» **Given problem**: Copy out all lines with the word "JSON" in them.

» **Supplied material**:

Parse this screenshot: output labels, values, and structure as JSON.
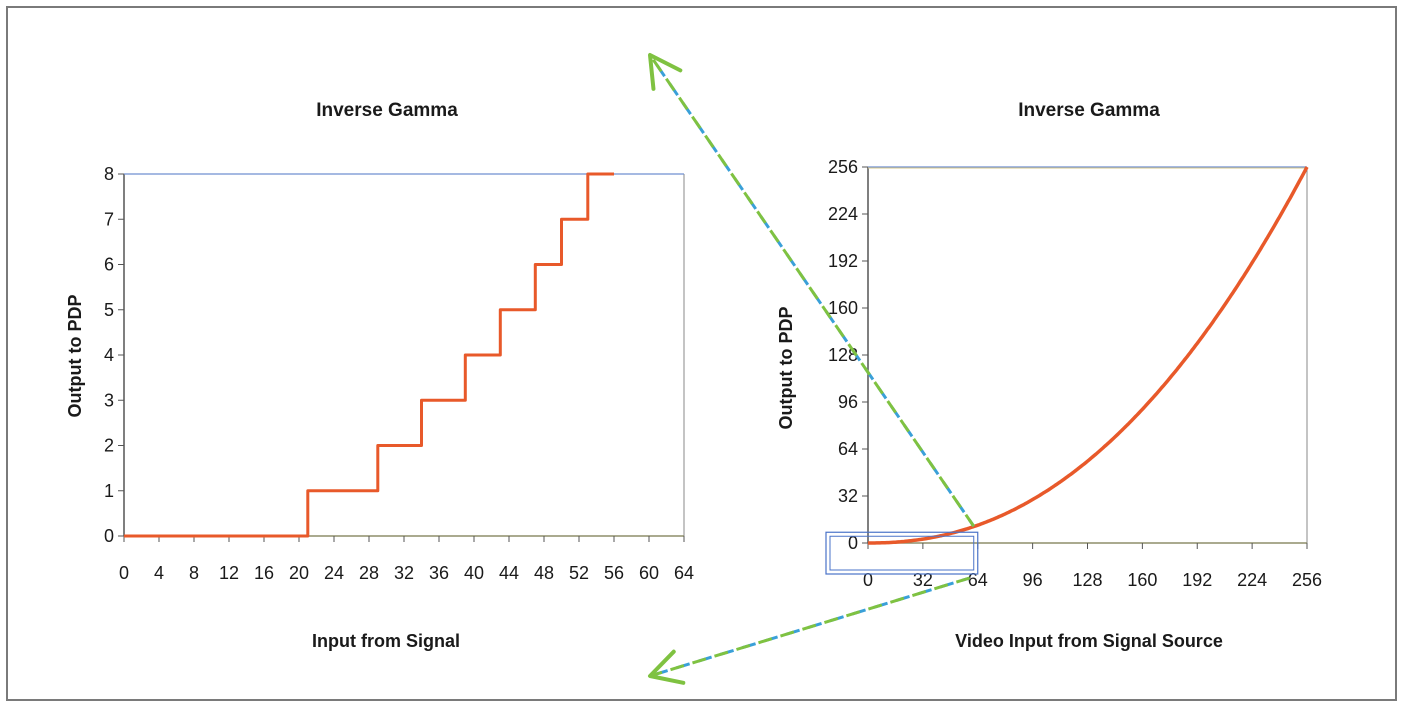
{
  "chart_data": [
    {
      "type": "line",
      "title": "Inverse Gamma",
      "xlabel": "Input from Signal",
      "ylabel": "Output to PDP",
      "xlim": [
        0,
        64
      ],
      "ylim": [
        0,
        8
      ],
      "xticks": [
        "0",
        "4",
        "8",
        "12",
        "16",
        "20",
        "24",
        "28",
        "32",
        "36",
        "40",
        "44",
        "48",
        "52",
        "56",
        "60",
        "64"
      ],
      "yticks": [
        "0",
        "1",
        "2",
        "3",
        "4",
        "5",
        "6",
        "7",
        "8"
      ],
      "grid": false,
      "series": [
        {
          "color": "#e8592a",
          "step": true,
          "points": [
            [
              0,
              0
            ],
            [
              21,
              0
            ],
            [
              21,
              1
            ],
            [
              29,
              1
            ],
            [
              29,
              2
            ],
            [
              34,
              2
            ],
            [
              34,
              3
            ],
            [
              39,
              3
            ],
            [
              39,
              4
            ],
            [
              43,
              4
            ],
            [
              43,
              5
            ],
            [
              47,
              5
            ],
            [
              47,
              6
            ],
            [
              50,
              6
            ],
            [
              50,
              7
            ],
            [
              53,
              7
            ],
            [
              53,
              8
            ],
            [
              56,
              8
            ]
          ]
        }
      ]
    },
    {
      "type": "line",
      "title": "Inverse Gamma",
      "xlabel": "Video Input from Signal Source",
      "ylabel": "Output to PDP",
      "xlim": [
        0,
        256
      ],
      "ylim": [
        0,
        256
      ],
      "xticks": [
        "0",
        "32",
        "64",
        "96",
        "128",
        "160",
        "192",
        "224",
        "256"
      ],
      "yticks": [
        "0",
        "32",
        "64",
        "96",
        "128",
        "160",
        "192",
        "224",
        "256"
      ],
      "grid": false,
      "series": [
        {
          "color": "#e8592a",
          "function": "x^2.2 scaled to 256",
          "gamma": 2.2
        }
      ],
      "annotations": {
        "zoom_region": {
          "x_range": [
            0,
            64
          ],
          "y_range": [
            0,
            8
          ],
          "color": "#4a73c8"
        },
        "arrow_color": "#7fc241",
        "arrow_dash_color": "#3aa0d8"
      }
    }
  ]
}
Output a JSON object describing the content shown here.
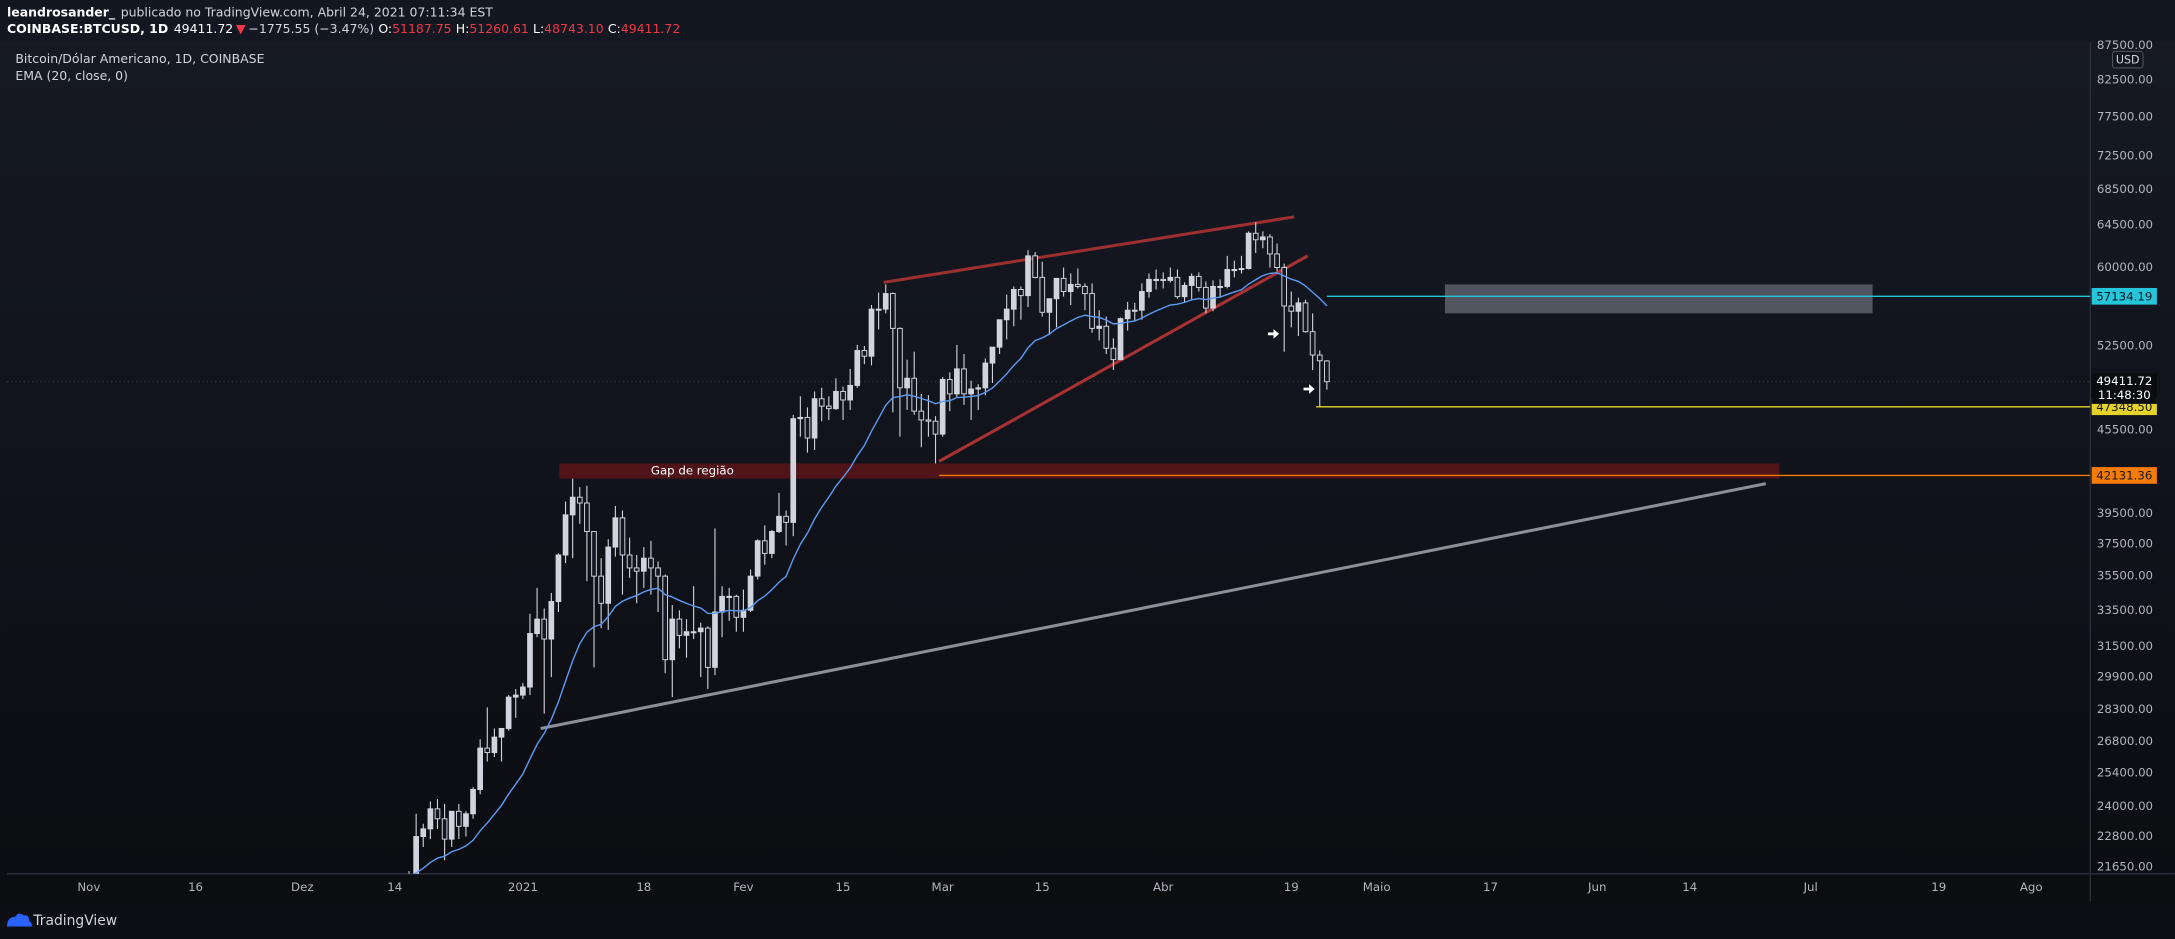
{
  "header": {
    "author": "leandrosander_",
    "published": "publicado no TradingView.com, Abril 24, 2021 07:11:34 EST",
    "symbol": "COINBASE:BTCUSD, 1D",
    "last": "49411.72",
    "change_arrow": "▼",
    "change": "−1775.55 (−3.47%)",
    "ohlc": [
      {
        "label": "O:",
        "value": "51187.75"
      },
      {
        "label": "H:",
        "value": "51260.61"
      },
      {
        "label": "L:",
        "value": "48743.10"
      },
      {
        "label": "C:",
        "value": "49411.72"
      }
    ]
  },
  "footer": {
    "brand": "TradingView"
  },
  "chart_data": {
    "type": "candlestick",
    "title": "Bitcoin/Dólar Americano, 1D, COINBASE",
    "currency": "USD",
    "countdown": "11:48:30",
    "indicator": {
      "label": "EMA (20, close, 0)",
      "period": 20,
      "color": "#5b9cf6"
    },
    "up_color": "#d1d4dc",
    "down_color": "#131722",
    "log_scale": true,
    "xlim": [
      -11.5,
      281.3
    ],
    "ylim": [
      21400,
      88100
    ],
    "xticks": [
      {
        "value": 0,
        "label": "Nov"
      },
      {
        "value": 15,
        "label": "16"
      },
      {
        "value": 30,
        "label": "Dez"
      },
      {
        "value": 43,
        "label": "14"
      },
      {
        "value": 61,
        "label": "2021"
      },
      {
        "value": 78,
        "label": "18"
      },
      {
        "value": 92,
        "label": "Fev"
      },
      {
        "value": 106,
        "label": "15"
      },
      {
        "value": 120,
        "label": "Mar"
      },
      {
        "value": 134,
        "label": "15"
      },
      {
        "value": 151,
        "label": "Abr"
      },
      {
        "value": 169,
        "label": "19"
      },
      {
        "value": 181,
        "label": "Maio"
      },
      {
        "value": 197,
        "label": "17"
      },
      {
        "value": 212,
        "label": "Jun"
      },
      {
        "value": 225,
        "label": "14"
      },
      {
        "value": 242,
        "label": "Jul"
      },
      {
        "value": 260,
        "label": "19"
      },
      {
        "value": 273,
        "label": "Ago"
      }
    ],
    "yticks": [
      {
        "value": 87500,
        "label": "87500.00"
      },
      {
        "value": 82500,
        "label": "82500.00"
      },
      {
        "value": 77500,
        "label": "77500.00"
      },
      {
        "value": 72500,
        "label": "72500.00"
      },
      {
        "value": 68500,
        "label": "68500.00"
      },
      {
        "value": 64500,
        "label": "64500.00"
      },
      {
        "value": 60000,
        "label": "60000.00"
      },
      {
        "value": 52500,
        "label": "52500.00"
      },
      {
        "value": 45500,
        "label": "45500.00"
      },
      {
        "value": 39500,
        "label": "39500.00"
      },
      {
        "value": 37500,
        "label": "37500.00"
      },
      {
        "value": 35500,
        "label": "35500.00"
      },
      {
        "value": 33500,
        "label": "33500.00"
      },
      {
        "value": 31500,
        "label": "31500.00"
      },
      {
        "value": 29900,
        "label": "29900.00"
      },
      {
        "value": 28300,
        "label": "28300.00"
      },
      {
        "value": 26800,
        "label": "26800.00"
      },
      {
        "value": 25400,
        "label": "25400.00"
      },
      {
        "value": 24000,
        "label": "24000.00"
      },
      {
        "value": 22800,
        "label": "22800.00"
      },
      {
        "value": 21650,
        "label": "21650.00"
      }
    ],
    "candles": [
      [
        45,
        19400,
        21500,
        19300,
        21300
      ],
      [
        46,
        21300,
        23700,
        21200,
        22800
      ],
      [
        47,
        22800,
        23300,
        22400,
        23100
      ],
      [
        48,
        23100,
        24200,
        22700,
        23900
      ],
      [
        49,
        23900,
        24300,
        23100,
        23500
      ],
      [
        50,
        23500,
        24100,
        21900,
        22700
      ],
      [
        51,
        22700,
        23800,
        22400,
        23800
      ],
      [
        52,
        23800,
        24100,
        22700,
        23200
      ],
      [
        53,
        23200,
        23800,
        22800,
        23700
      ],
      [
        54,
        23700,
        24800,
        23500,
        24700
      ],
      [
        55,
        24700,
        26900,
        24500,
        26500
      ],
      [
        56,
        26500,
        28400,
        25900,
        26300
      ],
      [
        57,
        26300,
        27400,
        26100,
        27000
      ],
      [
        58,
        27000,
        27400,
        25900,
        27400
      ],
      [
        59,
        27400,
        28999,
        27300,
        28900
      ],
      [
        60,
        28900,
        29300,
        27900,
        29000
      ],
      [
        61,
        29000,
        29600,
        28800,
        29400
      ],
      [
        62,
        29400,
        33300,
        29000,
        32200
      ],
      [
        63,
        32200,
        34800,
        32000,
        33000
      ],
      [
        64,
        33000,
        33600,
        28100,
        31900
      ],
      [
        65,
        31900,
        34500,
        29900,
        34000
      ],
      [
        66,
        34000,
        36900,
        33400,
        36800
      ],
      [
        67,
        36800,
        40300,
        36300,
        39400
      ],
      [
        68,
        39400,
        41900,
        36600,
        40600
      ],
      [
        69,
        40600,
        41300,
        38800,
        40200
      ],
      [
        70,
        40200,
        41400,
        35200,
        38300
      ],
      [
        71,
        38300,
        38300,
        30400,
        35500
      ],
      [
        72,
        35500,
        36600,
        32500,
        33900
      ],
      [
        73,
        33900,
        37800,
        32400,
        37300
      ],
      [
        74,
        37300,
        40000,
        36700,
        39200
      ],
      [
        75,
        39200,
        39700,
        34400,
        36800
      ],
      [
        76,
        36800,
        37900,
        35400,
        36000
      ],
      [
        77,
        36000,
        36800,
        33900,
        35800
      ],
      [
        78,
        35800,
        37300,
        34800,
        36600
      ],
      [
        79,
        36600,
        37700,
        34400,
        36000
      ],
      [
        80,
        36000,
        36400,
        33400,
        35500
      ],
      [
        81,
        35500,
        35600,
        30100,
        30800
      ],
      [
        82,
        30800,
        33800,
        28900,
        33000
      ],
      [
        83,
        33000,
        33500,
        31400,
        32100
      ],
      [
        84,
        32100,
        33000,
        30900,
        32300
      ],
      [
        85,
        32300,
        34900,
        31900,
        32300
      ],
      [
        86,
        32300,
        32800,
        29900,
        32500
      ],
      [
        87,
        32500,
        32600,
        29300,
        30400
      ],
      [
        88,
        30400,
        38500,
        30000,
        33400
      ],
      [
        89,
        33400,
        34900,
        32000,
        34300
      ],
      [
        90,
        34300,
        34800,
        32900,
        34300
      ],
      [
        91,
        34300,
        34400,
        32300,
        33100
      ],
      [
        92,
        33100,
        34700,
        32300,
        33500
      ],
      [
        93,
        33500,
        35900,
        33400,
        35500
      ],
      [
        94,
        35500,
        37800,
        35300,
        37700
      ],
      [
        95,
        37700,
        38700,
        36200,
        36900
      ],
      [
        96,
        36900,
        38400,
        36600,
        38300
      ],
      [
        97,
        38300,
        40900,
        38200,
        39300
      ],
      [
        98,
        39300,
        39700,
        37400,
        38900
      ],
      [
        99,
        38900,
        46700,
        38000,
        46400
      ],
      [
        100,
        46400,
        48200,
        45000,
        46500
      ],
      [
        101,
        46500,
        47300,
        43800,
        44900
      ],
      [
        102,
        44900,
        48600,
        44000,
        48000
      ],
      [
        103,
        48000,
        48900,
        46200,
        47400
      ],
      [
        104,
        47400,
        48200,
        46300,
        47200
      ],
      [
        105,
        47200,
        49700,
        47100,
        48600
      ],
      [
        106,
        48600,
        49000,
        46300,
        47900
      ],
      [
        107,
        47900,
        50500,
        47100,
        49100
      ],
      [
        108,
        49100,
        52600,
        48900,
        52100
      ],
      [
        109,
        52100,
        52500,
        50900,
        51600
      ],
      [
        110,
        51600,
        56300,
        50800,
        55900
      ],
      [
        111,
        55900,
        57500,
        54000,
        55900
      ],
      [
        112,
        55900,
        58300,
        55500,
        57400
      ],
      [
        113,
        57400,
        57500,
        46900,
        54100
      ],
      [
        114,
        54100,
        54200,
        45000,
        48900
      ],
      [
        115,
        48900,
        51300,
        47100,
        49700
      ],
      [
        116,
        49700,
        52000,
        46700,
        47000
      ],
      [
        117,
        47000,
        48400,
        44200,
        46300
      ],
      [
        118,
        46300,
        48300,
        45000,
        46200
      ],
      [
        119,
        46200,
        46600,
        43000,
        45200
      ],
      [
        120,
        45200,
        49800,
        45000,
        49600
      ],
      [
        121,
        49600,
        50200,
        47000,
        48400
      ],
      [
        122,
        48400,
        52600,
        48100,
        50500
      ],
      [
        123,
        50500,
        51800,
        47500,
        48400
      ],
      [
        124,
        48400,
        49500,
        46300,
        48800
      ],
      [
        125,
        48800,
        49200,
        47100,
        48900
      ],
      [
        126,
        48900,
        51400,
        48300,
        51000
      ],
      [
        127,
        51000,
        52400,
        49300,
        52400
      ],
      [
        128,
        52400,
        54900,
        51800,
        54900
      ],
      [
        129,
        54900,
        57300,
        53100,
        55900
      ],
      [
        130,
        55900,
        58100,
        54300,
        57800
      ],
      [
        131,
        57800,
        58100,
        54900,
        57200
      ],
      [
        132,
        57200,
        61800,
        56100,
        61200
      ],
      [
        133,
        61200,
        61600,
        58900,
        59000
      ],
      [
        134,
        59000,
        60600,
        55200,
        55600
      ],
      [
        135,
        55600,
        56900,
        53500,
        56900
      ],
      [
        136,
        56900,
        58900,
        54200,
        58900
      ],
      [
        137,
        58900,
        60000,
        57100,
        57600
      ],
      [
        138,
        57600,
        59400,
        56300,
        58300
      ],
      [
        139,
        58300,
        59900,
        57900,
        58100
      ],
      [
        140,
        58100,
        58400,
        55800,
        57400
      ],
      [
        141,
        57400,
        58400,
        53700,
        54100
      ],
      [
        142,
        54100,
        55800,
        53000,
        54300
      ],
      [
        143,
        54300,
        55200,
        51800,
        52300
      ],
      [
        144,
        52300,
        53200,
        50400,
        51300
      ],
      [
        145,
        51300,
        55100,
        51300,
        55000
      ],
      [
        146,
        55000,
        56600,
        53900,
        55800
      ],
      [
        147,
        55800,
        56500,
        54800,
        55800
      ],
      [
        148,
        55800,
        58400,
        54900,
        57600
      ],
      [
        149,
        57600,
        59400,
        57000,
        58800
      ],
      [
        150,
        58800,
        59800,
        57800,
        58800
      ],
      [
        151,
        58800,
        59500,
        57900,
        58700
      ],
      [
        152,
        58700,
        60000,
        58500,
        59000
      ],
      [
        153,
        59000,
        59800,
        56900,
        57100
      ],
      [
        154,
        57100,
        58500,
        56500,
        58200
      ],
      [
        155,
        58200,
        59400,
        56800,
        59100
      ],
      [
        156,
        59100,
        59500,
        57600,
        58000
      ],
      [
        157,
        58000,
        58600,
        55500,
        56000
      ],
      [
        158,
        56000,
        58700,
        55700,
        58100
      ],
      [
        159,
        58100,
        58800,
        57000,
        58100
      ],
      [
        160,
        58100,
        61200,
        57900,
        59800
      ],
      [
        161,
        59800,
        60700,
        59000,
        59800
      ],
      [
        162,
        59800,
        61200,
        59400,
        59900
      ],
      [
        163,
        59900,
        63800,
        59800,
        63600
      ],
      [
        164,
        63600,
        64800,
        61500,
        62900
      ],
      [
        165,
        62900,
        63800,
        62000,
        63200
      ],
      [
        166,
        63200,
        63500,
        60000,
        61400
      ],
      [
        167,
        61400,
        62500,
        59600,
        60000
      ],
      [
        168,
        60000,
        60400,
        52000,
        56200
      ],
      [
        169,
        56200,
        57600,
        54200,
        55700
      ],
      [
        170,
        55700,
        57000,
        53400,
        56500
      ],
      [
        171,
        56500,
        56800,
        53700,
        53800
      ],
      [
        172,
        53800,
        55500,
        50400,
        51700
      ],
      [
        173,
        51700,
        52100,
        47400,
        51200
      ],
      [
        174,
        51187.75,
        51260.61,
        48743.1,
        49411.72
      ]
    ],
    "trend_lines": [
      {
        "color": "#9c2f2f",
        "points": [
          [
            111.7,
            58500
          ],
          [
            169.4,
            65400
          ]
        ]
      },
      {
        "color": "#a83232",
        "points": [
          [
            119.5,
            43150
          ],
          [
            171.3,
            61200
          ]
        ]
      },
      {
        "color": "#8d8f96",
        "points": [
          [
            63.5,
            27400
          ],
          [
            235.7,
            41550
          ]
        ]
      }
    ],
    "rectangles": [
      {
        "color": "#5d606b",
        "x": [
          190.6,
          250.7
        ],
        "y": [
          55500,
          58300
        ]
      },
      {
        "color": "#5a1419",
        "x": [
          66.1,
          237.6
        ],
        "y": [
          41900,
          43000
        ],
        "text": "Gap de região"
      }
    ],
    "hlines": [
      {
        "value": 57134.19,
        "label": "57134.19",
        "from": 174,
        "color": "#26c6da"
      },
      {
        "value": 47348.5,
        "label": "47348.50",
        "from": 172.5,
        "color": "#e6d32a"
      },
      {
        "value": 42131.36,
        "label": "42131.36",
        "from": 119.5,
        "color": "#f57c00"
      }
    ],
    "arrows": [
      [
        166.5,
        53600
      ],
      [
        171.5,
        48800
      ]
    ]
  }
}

» **Result for this task**:
Parse this screenshot: output labels, values, and structure as JSON.
Output a JSON object describing the content shown here.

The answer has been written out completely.